Go through the entries below and print each one exactly, leaving out pictures.

Extracted data entries
· · · · ·

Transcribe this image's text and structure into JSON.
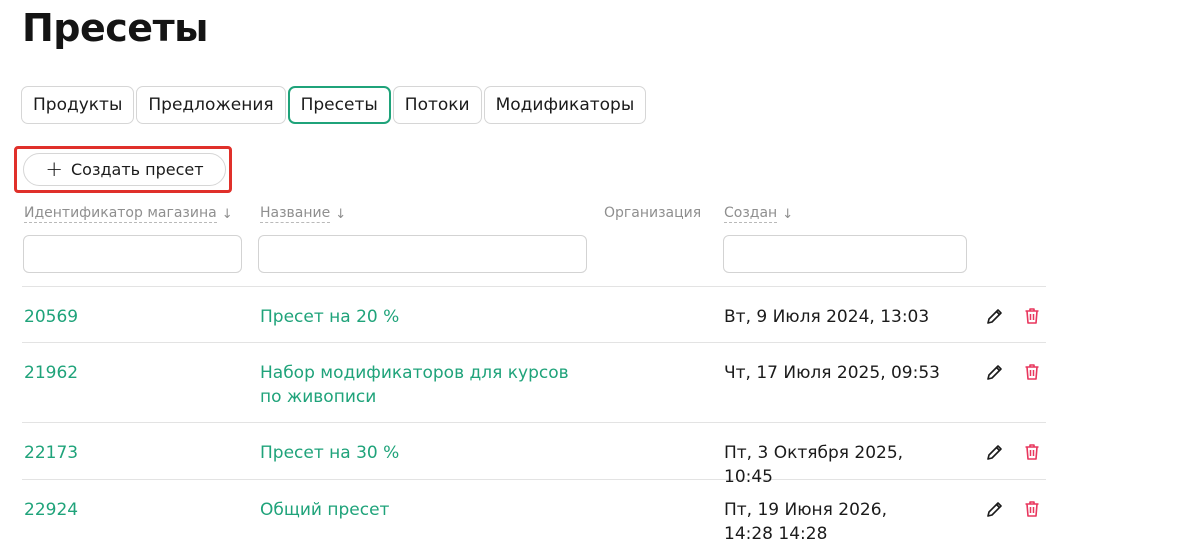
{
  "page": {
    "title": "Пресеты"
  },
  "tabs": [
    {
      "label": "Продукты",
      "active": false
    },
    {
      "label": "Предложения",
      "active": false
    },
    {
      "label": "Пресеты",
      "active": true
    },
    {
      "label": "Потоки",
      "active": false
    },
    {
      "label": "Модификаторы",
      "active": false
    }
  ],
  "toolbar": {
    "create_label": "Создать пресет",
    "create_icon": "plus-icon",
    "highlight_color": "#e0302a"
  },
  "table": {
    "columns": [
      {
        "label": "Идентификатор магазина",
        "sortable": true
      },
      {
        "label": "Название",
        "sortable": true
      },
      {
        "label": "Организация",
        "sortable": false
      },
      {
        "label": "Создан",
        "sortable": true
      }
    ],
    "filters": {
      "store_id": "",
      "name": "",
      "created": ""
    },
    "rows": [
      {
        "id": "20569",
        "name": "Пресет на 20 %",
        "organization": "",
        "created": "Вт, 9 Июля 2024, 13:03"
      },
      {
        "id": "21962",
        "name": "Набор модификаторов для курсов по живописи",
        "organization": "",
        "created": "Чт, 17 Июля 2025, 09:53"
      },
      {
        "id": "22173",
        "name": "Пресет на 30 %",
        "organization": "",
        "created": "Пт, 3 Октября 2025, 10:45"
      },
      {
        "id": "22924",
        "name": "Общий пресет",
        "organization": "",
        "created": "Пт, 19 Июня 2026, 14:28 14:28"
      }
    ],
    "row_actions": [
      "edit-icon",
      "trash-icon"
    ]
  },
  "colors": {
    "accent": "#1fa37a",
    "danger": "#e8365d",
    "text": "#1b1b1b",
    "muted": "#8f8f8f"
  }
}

· · · · ·

**Full response:**
Transcribe this image's text and structure into JSON.
{
  "page": {
    "title": "Пресеты"
  },
  "tabs": [
    {
      "label": "Продукты",
      "active": false
    },
    {
      "label": "Предложения",
      "active": false
    },
    {
      "label": "Пресеты",
      "active": true
    },
    {
      "label": "Потоки",
      "active": false
    },
    {
      "label": "Модификаторы",
      "active": false
    }
  ],
  "toolbar": {
    "create_label": "Создать пресет",
    "create_icon": "plus-icon",
    "highlight_color": "#e0302a"
  },
  "table": {
    "columns": [
      {
        "label": "Идентификатор магазина",
        "sortable": true
      },
      {
        "label": "Название",
        "sortable": true
      },
      {
        "label": "Организация",
        "sortable": false
      },
      {
        "label": "Создан",
        "sortable": true
      }
    ],
    "filters": {
      "store_id": "",
      "name": "",
      "created": ""
    },
    "rows": [
      {
        "id": "20569",
        "name": "Пресет на 20 %",
        "organization": "",
        "created": "Вт, 9 Июля 2024, 13:03"
      },
      {
        "id": "21962",
        "name": "Набор модификаторов для курсов по живописи",
        "organization": "",
        "created": "Чт, 17 Июля 2025, 09:53"
      },
      {
        "id": "22173",
        "name": "Пресет на 30 %",
        "organization": "",
        "created": "Пт, 3 Октября 2025, 10:45"
      },
      {
        "id": "22924",
        "name": "Общий пресет",
        "organization": "",
        "created": "Пт, 19 Июня 2026, 14:28 14:28"
      }
    ],
    "row_actions": [
      "edit-icon",
      "trash-icon"
    ]
  },
  "colors": {
    "accent": "#1fa37a",
    "danger": "#e8365d",
    "text": "#1b1b1b",
    "muted": "#8f8f8f"
  }
}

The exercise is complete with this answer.